**Problem to work on:**
Reproduce every entry below precisely; do not include the pictures.

**Dataset content:**
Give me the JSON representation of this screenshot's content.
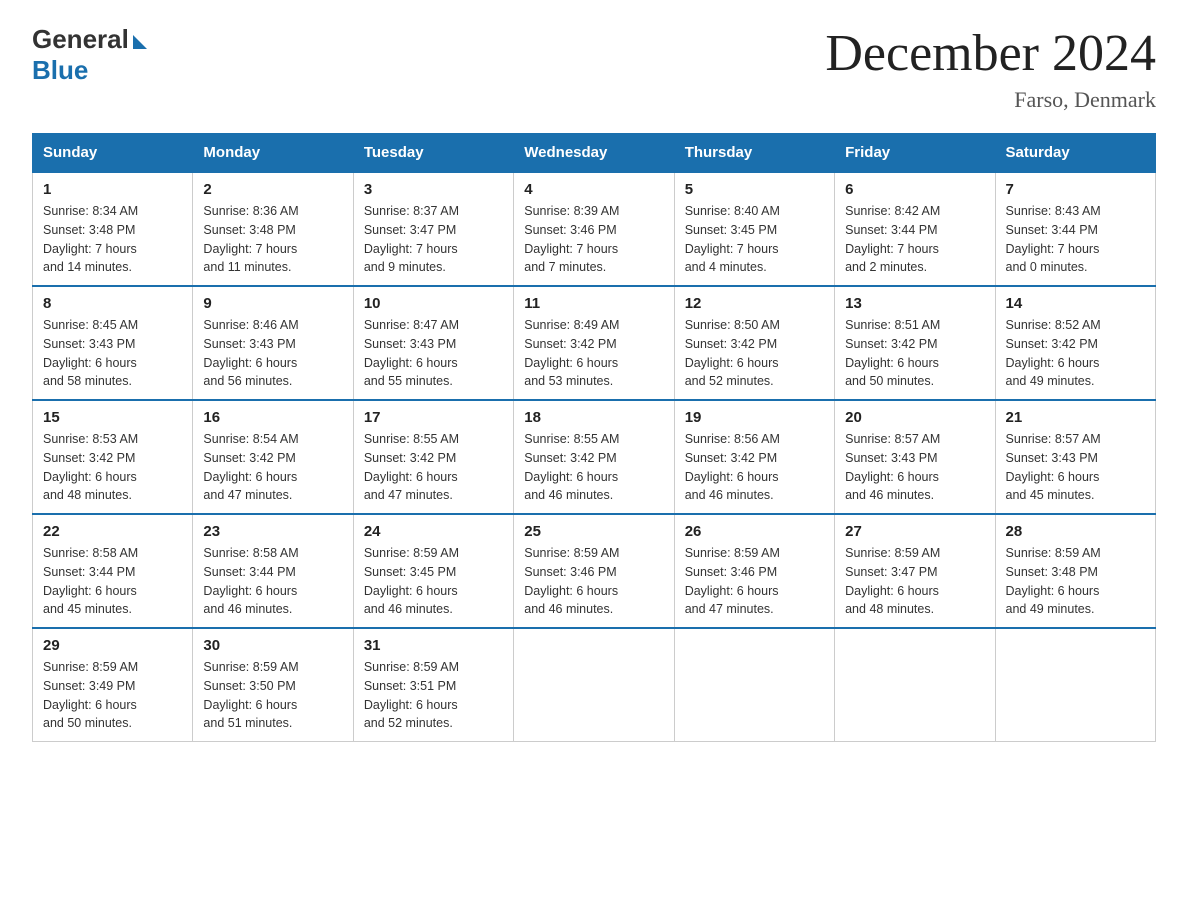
{
  "header": {
    "logo": {
      "general": "General",
      "blue": "Blue"
    },
    "title": "December 2024",
    "subtitle": "Farso, Denmark"
  },
  "days_of_week": [
    "Sunday",
    "Monday",
    "Tuesday",
    "Wednesday",
    "Thursday",
    "Friday",
    "Saturday"
  ],
  "weeks": [
    [
      {
        "day": "1",
        "sunrise": "Sunrise: 8:34 AM",
        "sunset": "Sunset: 3:48 PM",
        "daylight": "Daylight: 7 hours",
        "daylight2": "and 14 minutes."
      },
      {
        "day": "2",
        "sunrise": "Sunrise: 8:36 AM",
        "sunset": "Sunset: 3:48 PM",
        "daylight": "Daylight: 7 hours",
        "daylight2": "and 11 minutes."
      },
      {
        "day": "3",
        "sunrise": "Sunrise: 8:37 AM",
        "sunset": "Sunset: 3:47 PM",
        "daylight": "Daylight: 7 hours",
        "daylight2": "and 9 minutes."
      },
      {
        "day": "4",
        "sunrise": "Sunrise: 8:39 AM",
        "sunset": "Sunset: 3:46 PM",
        "daylight": "Daylight: 7 hours",
        "daylight2": "and 7 minutes."
      },
      {
        "day": "5",
        "sunrise": "Sunrise: 8:40 AM",
        "sunset": "Sunset: 3:45 PM",
        "daylight": "Daylight: 7 hours",
        "daylight2": "and 4 minutes."
      },
      {
        "day": "6",
        "sunrise": "Sunrise: 8:42 AM",
        "sunset": "Sunset: 3:44 PM",
        "daylight": "Daylight: 7 hours",
        "daylight2": "and 2 minutes."
      },
      {
        "day": "7",
        "sunrise": "Sunrise: 8:43 AM",
        "sunset": "Sunset: 3:44 PM",
        "daylight": "Daylight: 7 hours",
        "daylight2": "and 0 minutes."
      }
    ],
    [
      {
        "day": "8",
        "sunrise": "Sunrise: 8:45 AM",
        "sunset": "Sunset: 3:43 PM",
        "daylight": "Daylight: 6 hours",
        "daylight2": "and 58 minutes."
      },
      {
        "day": "9",
        "sunrise": "Sunrise: 8:46 AM",
        "sunset": "Sunset: 3:43 PM",
        "daylight": "Daylight: 6 hours",
        "daylight2": "and 56 minutes."
      },
      {
        "day": "10",
        "sunrise": "Sunrise: 8:47 AM",
        "sunset": "Sunset: 3:43 PM",
        "daylight": "Daylight: 6 hours",
        "daylight2": "and 55 minutes."
      },
      {
        "day": "11",
        "sunrise": "Sunrise: 8:49 AM",
        "sunset": "Sunset: 3:42 PM",
        "daylight": "Daylight: 6 hours",
        "daylight2": "and 53 minutes."
      },
      {
        "day": "12",
        "sunrise": "Sunrise: 8:50 AM",
        "sunset": "Sunset: 3:42 PM",
        "daylight": "Daylight: 6 hours",
        "daylight2": "and 52 minutes."
      },
      {
        "day": "13",
        "sunrise": "Sunrise: 8:51 AM",
        "sunset": "Sunset: 3:42 PM",
        "daylight": "Daylight: 6 hours",
        "daylight2": "and 50 minutes."
      },
      {
        "day": "14",
        "sunrise": "Sunrise: 8:52 AM",
        "sunset": "Sunset: 3:42 PM",
        "daylight": "Daylight: 6 hours",
        "daylight2": "and 49 minutes."
      }
    ],
    [
      {
        "day": "15",
        "sunrise": "Sunrise: 8:53 AM",
        "sunset": "Sunset: 3:42 PM",
        "daylight": "Daylight: 6 hours",
        "daylight2": "and 48 minutes."
      },
      {
        "day": "16",
        "sunrise": "Sunrise: 8:54 AM",
        "sunset": "Sunset: 3:42 PM",
        "daylight": "Daylight: 6 hours",
        "daylight2": "and 47 minutes."
      },
      {
        "day": "17",
        "sunrise": "Sunrise: 8:55 AM",
        "sunset": "Sunset: 3:42 PM",
        "daylight": "Daylight: 6 hours",
        "daylight2": "and 47 minutes."
      },
      {
        "day": "18",
        "sunrise": "Sunrise: 8:55 AM",
        "sunset": "Sunset: 3:42 PM",
        "daylight": "Daylight: 6 hours",
        "daylight2": "and 46 minutes."
      },
      {
        "day": "19",
        "sunrise": "Sunrise: 8:56 AM",
        "sunset": "Sunset: 3:42 PM",
        "daylight": "Daylight: 6 hours",
        "daylight2": "and 46 minutes."
      },
      {
        "day": "20",
        "sunrise": "Sunrise: 8:57 AM",
        "sunset": "Sunset: 3:43 PM",
        "daylight": "Daylight: 6 hours",
        "daylight2": "and 46 minutes."
      },
      {
        "day": "21",
        "sunrise": "Sunrise: 8:57 AM",
        "sunset": "Sunset: 3:43 PM",
        "daylight": "Daylight: 6 hours",
        "daylight2": "and 45 minutes."
      }
    ],
    [
      {
        "day": "22",
        "sunrise": "Sunrise: 8:58 AM",
        "sunset": "Sunset: 3:44 PM",
        "daylight": "Daylight: 6 hours",
        "daylight2": "and 45 minutes."
      },
      {
        "day": "23",
        "sunrise": "Sunrise: 8:58 AM",
        "sunset": "Sunset: 3:44 PM",
        "daylight": "Daylight: 6 hours",
        "daylight2": "and 46 minutes."
      },
      {
        "day": "24",
        "sunrise": "Sunrise: 8:59 AM",
        "sunset": "Sunset: 3:45 PM",
        "daylight": "Daylight: 6 hours",
        "daylight2": "and 46 minutes."
      },
      {
        "day": "25",
        "sunrise": "Sunrise: 8:59 AM",
        "sunset": "Sunset: 3:46 PM",
        "daylight": "Daylight: 6 hours",
        "daylight2": "and 46 minutes."
      },
      {
        "day": "26",
        "sunrise": "Sunrise: 8:59 AM",
        "sunset": "Sunset: 3:46 PM",
        "daylight": "Daylight: 6 hours",
        "daylight2": "and 47 minutes."
      },
      {
        "day": "27",
        "sunrise": "Sunrise: 8:59 AM",
        "sunset": "Sunset: 3:47 PM",
        "daylight": "Daylight: 6 hours",
        "daylight2": "and 48 minutes."
      },
      {
        "day": "28",
        "sunrise": "Sunrise: 8:59 AM",
        "sunset": "Sunset: 3:48 PM",
        "daylight": "Daylight: 6 hours",
        "daylight2": "and 49 minutes."
      }
    ],
    [
      {
        "day": "29",
        "sunrise": "Sunrise: 8:59 AM",
        "sunset": "Sunset: 3:49 PM",
        "daylight": "Daylight: 6 hours",
        "daylight2": "and 50 minutes."
      },
      {
        "day": "30",
        "sunrise": "Sunrise: 8:59 AM",
        "sunset": "Sunset: 3:50 PM",
        "daylight": "Daylight: 6 hours",
        "daylight2": "and 51 minutes."
      },
      {
        "day": "31",
        "sunrise": "Sunrise: 8:59 AM",
        "sunset": "Sunset: 3:51 PM",
        "daylight": "Daylight: 6 hours",
        "daylight2": "and 52 minutes."
      },
      {
        "day": "",
        "sunrise": "",
        "sunset": "",
        "daylight": "",
        "daylight2": ""
      },
      {
        "day": "",
        "sunrise": "",
        "sunset": "",
        "daylight": "",
        "daylight2": ""
      },
      {
        "day": "",
        "sunrise": "",
        "sunset": "",
        "daylight": "",
        "daylight2": ""
      },
      {
        "day": "",
        "sunrise": "",
        "sunset": "",
        "daylight": "",
        "daylight2": ""
      }
    ]
  ]
}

**Solution to this exercise:**
Give me the JSON representation of this screenshot's content.
{
  "header": {
    "logo": {
      "general": "General",
      "blue": "Blue"
    },
    "title": "December 2024",
    "subtitle": "Farso, Denmark"
  },
  "days_of_week": [
    "Sunday",
    "Monday",
    "Tuesday",
    "Wednesday",
    "Thursday",
    "Friday",
    "Saturday"
  ],
  "weeks": [
    [
      {
        "day": "1",
        "sunrise": "Sunrise: 8:34 AM",
        "sunset": "Sunset: 3:48 PM",
        "daylight": "Daylight: 7 hours",
        "daylight2": "and 14 minutes."
      },
      {
        "day": "2",
        "sunrise": "Sunrise: 8:36 AM",
        "sunset": "Sunset: 3:48 PM",
        "daylight": "Daylight: 7 hours",
        "daylight2": "and 11 minutes."
      },
      {
        "day": "3",
        "sunrise": "Sunrise: 8:37 AM",
        "sunset": "Sunset: 3:47 PM",
        "daylight": "Daylight: 7 hours",
        "daylight2": "and 9 minutes."
      },
      {
        "day": "4",
        "sunrise": "Sunrise: 8:39 AM",
        "sunset": "Sunset: 3:46 PM",
        "daylight": "Daylight: 7 hours",
        "daylight2": "and 7 minutes."
      },
      {
        "day": "5",
        "sunrise": "Sunrise: 8:40 AM",
        "sunset": "Sunset: 3:45 PM",
        "daylight": "Daylight: 7 hours",
        "daylight2": "and 4 minutes."
      },
      {
        "day": "6",
        "sunrise": "Sunrise: 8:42 AM",
        "sunset": "Sunset: 3:44 PM",
        "daylight": "Daylight: 7 hours",
        "daylight2": "and 2 minutes."
      },
      {
        "day": "7",
        "sunrise": "Sunrise: 8:43 AM",
        "sunset": "Sunset: 3:44 PM",
        "daylight": "Daylight: 7 hours",
        "daylight2": "and 0 minutes."
      }
    ],
    [
      {
        "day": "8",
        "sunrise": "Sunrise: 8:45 AM",
        "sunset": "Sunset: 3:43 PM",
        "daylight": "Daylight: 6 hours",
        "daylight2": "and 58 minutes."
      },
      {
        "day": "9",
        "sunrise": "Sunrise: 8:46 AM",
        "sunset": "Sunset: 3:43 PM",
        "daylight": "Daylight: 6 hours",
        "daylight2": "and 56 minutes."
      },
      {
        "day": "10",
        "sunrise": "Sunrise: 8:47 AM",
        "sunset": "Sunset: 3:43 PM",
        "daylight": "Daylight: 6 hours",
        "daylight2": "and 55 minutes."
      },
      {
        "day": "11",
        "sunrise": "Sunrise: 8:49 AM",
        "sunset": "Sunset: 3:42 PM",
        "daylight": "Daylight: 6 hours",
        "daylight2": "and 53 minutes."
      },
      {
        "day": "12",
        "sunrise": "Sunrise: 8:50 AM",
        "sunset": "Sunset: 3:42 PM",
        "daylight": "Daylight: 6 hours",
        "daylight2": "and 52 minutes."
      },
      {
        "day": "13",
        "sunrise": "Sunrise: 8:51 AM",
        "sunset": "Sunset: 3:42 PM",
        "daylight": "Daylight: 6 hours",
        "daylight2": "and 50 minutes."
      },
      {
        "day": "14",
        "sunrise": "Sunrise: 8:52 AM",
        "sunset": "Sunset: 3:42 PM",
        "daylight": "Daylight: 6 hours",
        "daylight2": "and 49 minutes."
      }
    ],
    [
      {
        "day": "15",
        "sunrise": "Sunrise: 8:53 AM",
        "sunset": "Sunset: 3:42 PM",
        "daylight": "Daylight: 6 hours",
        "daylight2": "and 48 minutes."
      },
      {
        "day": "16",
        "sunrise": "Sunrise: 8:54 AM",
        "sunset": "Sunset: 3:42 PM",
        "daylight": "Daylight: 6 hours",
        "daylight2": "and 47 minutes."
      },
      {
        "day": "17",
        "sunrise": "Sunrise: 8:55 AM",
        "sunset": "Sunset: 3:42 PM",
        "daylight": "Daylight: 6 hours",
        "daylight2": "and 47 minutes."
      },
      {
        "day": "18",
        "sunrise": "Sunrise: 8:55 AM",
        "sunset": "Sunset: 3:42 PM",
        "daylight": "Daylight: 6 hours",
        "daylight2": "and 46 minutes."
      },
      {
        "day": "19",
        "sunrise": "Sunrise: 8:56 AM",
        "sunset": "Sunset: 3:42 PM",
        "daylight": "Daylight: 6 hours",
        "daylight2": "and 46 minutes."
      },
      {
        "day": "20",
        "sunrise": "Sunrise: 8:57 AM",
        "sunset": "Sunset: 3:43 PM",
        "daylight": "Daylight: 6 hours",
        "daylight2": "and 46 minutes."
      },
      {
        "day": "21",
        "sunrise": "Sunrise: 8:57 AM",
        "sunset": "Sunset: 3:43 PM",
        "daylight": "Daylight: 6 hours",
        "daylight2": "and 45 minutes."
      }
    ],
    [
      {
        "day": "22",
        "sunrise": "Sunrise: 8:58 AM",
        "sunset": "Sunset: 3:44 PM",
        "daylight": "Daylight: 6 hours",
        "daylight2": "and 45 minutes."
      },
      {
        "day": "23",
        "sunrise": "Sunrise: 8:58 AM",
        "sunset": "Sunset: 3:44 PM",
        "daylight": "Daylight: 6 hours",
        "daylight2": "and 46 minutes."
      },
      {
        "day": "24",
        "sunrise": "Sunrise: 8:59 AM",
        "sunset": "Sunset: 3:45 PM",
        "daylight": "Daylight: 6 hours",
        "daylight2": "and 46 minutes."
      },
      {
        "day": "25",
        "sunrise": "Sunrise: 8:59 AM",
        "sunset": "Sunset: 3:46 PM",
        "daylight": "Daylight: 6 hours",
        "daylight2": "and 46 minutes."
      },
      {
        "day": "26",
        "sunrise": "Sunrise: 8:59 AM",
        "sunset": "Sunset: 3:46 PM",
        "daylight": "Daylight: 6 hours",
        "daylight2": "and 47 minutes."
      },
      {
        "day": "27",
        "sunrise": "Sunrise: 8:59 AM",
        "sunset": "Sunset: 3:47 PM",
        "daylight": "Daylight: 6 hours",
        "daylight2": "and 48 minutes."
      },
      {
        "day": "28",
        "sunrise": "Sunrise: 8:59 AM",
        "sunset": "Sunset: 3:48 PM",
        "daylight": "Daylight: 6 hours",
        "daylight2": "and 49 minutes."
      }
    ],
    [
      {
        "day": "29",
        "sunrise": "Sunrise: 8:59 AM",
        "sunset": "Sunset: 3:49 PM",
        "daylight": "Daylight: 6 hours",
        "daylight2": "and 50 minutes."
      },
      {
        "day": "30",
        "sunrise": "Sunrise: 8:59 AM",
        "sunset": "Sunset: 3:50 PM",
        "daylight": "Daylight: 6 hours",
        "daylight2": "and 51 minutes."
      },
      {
        "day": "31",
        "sunrise": "Sunrise: 8:59 AM",
        "sunset": "Sunset: 3:51 PM",
        "daylight": "Daylight: 6 hours",
        "daylight2": "and 52 minutes."
      },
      {
        "day": "",
        "sunrise": "",
        "sunset": "",
        "daylight": "",
        "daylight2": ""
      },
      {
        "day": "",
        "sunrise": "",
        "sunset": "",
        "daylight": "",
        "daylight2": ""
      },
      {
        "day": "",
        "sunrise": "",
        "sunset": "",
        "daylight": "",
        "daylight2": ""
      },
      {
        "day": "",
        "sunrise": "",
        "sunset": "",
        "daylight": "",
        "daylight2": ""
      }
    ]
  ]
}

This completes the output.